▼▼▼

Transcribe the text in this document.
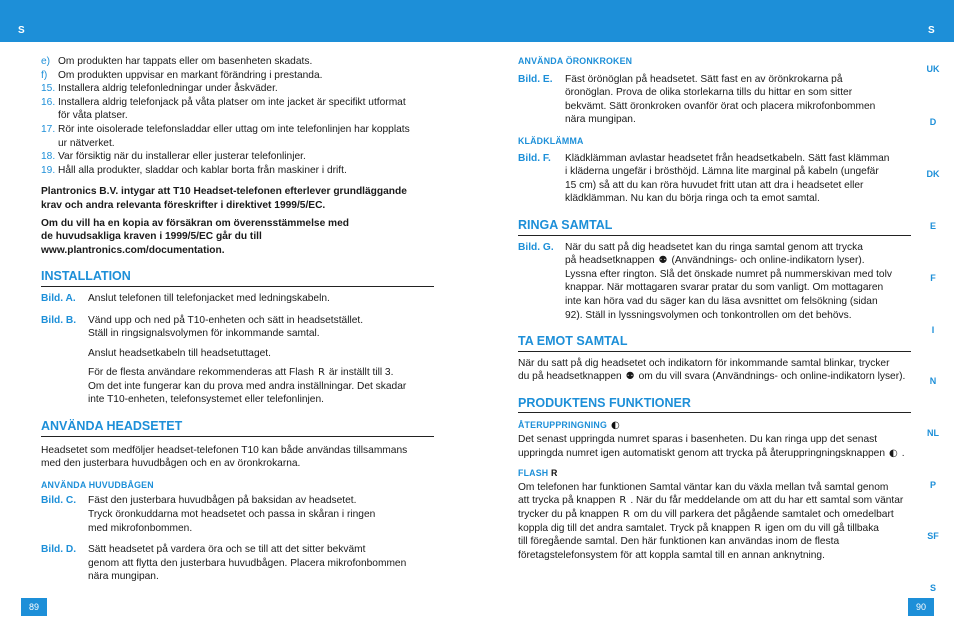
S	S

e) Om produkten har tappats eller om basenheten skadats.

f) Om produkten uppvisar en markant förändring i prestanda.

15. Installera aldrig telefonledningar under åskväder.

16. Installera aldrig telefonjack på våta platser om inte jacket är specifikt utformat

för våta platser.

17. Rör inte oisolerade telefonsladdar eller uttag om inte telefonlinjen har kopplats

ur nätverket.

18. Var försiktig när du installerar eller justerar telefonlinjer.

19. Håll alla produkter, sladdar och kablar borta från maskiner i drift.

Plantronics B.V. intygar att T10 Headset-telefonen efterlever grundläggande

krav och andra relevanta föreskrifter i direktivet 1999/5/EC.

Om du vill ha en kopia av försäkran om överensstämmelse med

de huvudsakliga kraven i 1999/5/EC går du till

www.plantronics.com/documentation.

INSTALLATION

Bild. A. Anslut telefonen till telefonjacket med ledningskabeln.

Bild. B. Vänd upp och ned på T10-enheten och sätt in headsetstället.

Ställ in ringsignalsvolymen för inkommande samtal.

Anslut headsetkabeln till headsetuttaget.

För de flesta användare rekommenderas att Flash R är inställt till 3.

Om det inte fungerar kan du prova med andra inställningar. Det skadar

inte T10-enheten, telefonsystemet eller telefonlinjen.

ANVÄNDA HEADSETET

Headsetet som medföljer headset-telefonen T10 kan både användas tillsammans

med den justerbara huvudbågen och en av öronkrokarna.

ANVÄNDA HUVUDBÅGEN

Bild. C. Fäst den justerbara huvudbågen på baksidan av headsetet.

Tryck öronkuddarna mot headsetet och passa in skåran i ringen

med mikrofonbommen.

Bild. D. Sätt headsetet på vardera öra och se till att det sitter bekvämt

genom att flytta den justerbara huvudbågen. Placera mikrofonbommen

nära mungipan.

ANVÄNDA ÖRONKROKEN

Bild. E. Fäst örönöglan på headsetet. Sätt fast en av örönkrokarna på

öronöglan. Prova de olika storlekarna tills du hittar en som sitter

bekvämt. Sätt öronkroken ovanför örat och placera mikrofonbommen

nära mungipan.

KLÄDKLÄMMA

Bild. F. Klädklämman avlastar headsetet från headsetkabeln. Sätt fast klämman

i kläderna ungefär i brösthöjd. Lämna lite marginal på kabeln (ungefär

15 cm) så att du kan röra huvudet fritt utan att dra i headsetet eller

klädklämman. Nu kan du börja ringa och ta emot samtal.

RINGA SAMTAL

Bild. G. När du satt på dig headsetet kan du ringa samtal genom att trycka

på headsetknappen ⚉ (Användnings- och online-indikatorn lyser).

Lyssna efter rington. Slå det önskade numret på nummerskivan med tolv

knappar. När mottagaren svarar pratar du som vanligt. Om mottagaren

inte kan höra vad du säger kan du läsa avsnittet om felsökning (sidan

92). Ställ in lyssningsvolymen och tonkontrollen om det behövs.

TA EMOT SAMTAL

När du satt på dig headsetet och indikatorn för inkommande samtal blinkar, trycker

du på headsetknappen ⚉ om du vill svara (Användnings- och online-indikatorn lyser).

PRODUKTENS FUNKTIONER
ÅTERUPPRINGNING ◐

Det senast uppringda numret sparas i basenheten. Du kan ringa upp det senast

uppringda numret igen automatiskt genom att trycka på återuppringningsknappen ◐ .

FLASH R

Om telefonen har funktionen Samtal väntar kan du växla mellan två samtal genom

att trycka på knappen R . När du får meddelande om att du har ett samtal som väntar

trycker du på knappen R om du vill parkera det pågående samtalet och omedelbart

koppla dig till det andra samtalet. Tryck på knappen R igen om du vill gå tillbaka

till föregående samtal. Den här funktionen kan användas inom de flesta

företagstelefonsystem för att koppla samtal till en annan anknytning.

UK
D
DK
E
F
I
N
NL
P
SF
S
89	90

▲▲▲
▼▼▼

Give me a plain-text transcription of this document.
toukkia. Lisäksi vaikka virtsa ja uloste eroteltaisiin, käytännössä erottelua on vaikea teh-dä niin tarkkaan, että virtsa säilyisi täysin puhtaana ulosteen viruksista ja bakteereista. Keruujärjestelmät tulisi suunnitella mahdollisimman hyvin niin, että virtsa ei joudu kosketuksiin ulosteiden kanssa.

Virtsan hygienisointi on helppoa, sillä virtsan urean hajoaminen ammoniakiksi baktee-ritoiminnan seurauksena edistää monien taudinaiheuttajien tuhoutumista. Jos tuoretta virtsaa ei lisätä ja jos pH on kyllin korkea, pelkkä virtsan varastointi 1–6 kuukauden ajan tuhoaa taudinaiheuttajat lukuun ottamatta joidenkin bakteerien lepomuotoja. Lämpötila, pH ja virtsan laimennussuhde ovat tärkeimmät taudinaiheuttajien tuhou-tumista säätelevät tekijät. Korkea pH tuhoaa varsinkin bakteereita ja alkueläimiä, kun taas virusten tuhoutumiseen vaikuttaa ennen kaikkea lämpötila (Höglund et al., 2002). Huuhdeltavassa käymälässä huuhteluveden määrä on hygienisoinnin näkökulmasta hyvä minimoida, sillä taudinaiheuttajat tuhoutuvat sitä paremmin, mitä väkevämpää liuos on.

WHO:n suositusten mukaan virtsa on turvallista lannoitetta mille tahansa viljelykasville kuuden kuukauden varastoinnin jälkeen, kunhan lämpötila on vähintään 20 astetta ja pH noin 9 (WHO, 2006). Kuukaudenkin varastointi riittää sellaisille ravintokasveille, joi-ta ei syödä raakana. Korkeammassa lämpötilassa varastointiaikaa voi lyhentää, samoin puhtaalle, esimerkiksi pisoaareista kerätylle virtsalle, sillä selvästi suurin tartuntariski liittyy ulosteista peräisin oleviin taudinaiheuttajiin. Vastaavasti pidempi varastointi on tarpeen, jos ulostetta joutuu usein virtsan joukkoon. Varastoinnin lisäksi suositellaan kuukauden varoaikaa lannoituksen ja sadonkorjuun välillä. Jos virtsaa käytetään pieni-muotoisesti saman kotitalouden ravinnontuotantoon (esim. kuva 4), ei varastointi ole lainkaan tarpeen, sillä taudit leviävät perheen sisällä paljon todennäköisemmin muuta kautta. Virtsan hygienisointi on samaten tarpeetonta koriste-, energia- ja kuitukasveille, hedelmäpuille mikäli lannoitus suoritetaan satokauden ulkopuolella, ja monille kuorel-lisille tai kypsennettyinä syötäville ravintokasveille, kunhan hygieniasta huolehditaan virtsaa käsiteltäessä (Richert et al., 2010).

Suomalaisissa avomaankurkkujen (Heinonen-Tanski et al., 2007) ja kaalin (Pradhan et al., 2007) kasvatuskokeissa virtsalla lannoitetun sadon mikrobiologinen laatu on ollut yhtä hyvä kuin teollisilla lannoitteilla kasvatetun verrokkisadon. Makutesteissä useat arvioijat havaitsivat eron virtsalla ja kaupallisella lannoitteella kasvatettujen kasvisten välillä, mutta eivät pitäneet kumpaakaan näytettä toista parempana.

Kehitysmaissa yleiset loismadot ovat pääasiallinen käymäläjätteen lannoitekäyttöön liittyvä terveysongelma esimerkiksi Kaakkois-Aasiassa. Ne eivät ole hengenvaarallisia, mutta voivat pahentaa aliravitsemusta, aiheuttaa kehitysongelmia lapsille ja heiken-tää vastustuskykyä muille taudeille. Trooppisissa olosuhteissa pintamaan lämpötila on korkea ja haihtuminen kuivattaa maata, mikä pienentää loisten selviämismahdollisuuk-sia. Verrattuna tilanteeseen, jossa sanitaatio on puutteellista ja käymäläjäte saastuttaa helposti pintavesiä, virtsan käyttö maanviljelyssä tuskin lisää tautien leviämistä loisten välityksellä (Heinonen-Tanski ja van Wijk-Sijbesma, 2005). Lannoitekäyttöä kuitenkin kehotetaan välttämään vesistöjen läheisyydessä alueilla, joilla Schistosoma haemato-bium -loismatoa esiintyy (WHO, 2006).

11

▲▲▲
▼▼▼

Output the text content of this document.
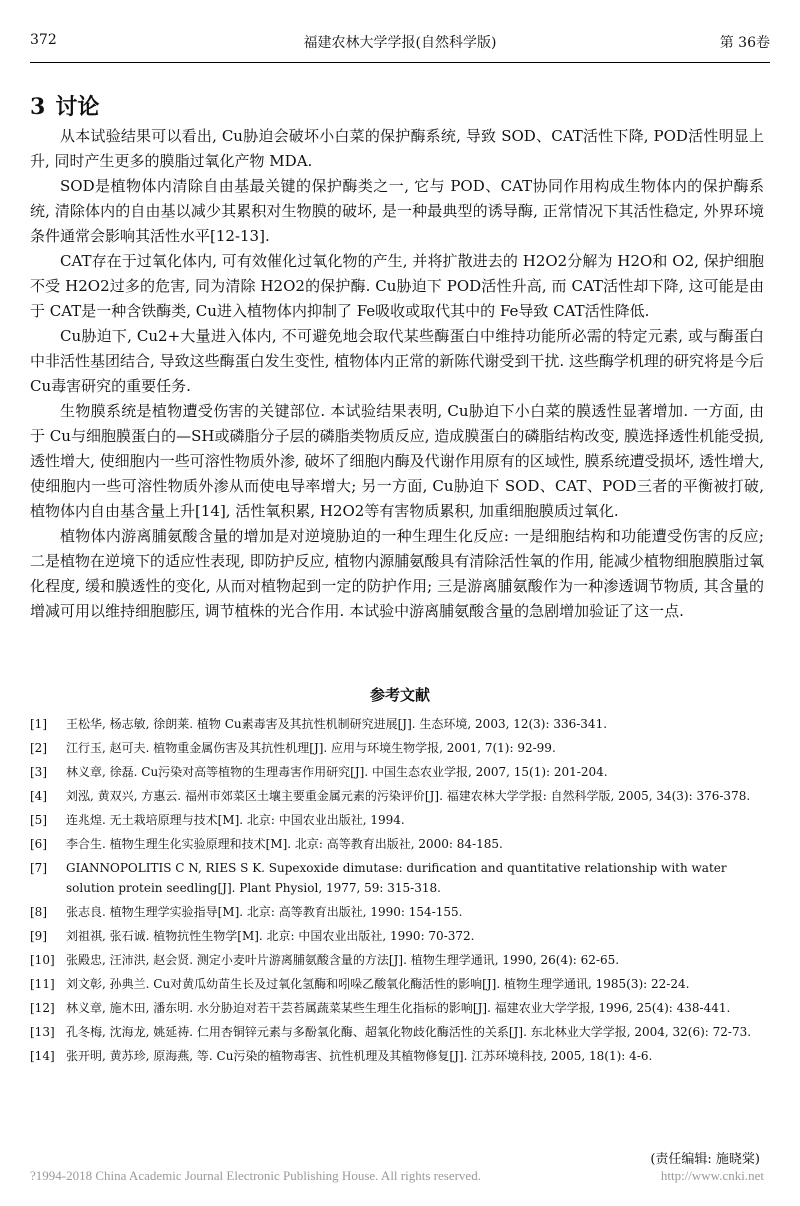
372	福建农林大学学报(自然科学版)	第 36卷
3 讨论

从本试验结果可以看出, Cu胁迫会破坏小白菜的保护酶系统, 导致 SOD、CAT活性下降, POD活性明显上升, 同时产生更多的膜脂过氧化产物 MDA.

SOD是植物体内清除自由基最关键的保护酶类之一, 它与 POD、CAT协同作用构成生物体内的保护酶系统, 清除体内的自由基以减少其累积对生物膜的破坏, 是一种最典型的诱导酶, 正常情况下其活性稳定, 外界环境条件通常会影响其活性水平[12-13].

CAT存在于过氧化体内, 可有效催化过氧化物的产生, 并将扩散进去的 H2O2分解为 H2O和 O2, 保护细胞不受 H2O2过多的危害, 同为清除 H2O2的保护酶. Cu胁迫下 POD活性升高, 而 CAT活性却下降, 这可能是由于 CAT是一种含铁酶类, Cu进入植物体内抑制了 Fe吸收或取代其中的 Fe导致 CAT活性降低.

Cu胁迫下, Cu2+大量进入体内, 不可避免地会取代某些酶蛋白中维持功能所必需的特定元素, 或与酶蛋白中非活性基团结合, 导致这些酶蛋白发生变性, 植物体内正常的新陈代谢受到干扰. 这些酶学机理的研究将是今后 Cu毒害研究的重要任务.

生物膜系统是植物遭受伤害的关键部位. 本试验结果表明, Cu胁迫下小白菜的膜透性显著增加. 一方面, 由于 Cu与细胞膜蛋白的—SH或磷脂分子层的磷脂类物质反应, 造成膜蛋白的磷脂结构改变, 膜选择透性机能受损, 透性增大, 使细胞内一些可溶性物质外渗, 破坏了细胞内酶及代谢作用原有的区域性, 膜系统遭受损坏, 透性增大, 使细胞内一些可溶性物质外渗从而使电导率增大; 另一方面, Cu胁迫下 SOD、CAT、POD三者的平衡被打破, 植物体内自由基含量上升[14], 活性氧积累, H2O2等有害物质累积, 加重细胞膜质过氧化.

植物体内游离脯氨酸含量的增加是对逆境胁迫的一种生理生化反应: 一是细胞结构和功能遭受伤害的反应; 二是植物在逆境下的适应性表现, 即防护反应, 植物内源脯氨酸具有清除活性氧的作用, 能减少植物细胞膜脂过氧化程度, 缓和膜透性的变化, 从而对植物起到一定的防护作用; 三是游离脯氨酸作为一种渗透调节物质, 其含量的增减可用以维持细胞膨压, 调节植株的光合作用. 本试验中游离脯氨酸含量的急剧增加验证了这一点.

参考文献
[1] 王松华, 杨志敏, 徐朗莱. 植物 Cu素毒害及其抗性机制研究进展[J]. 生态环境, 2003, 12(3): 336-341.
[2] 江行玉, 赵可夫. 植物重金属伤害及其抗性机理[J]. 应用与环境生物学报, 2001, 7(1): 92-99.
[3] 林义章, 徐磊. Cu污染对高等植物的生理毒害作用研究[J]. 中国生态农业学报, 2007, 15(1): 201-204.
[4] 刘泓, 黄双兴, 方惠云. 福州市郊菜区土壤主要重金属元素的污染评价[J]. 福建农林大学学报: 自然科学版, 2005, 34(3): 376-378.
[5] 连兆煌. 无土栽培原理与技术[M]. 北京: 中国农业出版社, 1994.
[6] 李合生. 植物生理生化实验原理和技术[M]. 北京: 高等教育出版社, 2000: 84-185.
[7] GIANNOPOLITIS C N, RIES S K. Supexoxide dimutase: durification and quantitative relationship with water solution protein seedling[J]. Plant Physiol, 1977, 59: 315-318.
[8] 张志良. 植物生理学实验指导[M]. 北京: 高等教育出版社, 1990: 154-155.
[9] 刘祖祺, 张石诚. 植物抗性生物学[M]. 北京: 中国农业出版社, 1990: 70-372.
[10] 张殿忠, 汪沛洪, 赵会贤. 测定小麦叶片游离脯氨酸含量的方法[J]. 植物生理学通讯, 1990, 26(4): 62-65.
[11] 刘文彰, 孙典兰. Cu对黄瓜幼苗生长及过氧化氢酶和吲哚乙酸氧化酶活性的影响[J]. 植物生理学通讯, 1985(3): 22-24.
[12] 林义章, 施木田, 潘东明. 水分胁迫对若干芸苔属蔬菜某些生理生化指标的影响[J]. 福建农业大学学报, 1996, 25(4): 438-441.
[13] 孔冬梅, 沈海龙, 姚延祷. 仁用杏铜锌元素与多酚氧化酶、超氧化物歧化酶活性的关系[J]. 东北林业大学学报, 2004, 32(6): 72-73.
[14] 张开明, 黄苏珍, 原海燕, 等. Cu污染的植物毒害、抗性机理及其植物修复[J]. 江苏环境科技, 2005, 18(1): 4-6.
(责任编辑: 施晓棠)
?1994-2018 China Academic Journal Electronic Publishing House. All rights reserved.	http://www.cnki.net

▲▲▲

• EXERCISE
Look through the entries above and copy each line that has "användas" in it.

• COMPLETED TASK
Headsetet som medföljer headset-telefonen T10 kan både användas tillsammans
till föregående samtal. Den här funktionen kan användas inom de flesta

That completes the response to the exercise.